### What to work on
Write the data out again, exactly as given.

───── Stored rows

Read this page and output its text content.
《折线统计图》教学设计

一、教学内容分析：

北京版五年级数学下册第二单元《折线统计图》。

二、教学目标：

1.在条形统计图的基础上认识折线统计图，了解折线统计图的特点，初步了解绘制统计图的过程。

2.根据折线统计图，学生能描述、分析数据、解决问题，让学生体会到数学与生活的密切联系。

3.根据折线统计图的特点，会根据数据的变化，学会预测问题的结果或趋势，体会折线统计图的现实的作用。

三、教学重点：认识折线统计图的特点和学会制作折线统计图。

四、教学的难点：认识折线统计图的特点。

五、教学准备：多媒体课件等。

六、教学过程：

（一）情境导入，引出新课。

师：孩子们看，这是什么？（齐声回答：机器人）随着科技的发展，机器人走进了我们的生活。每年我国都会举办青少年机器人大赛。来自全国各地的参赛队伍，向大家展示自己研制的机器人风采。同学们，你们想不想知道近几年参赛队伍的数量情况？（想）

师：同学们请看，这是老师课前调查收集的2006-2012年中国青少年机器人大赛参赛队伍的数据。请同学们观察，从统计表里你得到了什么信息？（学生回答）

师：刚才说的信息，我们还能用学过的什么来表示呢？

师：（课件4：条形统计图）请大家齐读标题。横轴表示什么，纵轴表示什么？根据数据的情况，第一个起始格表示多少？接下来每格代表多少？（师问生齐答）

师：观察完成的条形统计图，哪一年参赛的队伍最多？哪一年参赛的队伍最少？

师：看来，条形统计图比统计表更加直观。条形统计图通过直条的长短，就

──────────

### Response to the task
Read this page and output its text content.
《折线统计图》教学设计

一、教学内容分析：

北京版五年级数学下册第二单元《折线统计图》。

二、教学目标：

1.在条形统计图的基础上认识折线统计图，了解折线统计图的特点，初步了解绘制统计图的过程。

2.根据折线统计图，学生能描述、分析数据、解决问题，让学生体会到数学与生活的密切联系。

3.根据折线统计图的特点，会根据数据的变化，学会预测问题的结果或趋势，体会折线统计图的现实的作用。

三、教学重点：认识折线统计图的特点和学会制作折线统计图。

四、教学的难点：认识折线统计图的特点。

五、教学准备：多媒体课件等。

六、教学过程：

（一）情境导入，引出新课。

师：孩子们看，这是什么？（齐声回答：机器人）随着科技的发展，机器人走进了我们的生活。每年我国都会举办青少年机器人大赛。来自全国各地的参赛队伍，向大家展示自己研制的机器人风采。同学们，你们想不想知道近几年参赛队伍的数量情况？（想）

师：同学们请看，这是老师课前调查收集的2006-2012年中国青少年机器人大赛参赛队伍的数据。请同学们观察，从统计表里你得到了什么信息？（学生回答）

师：刚才说的信息，我们还能用学过的什么来表示呢？

师：（课件4：条形统计图）请大家齐读标题。横轴表示什么，纵轴表示什么？根据数据的情况，第一个起始格表示多少？接下来每格代表多少？（师问生齐答）

师：观察完成的条形统计图，哪一年参赛的队伍最多？哪一年参赛的队伍最少？

师：看来，条形统计图比统计表更加直观。条形统计图通过直条的长短，就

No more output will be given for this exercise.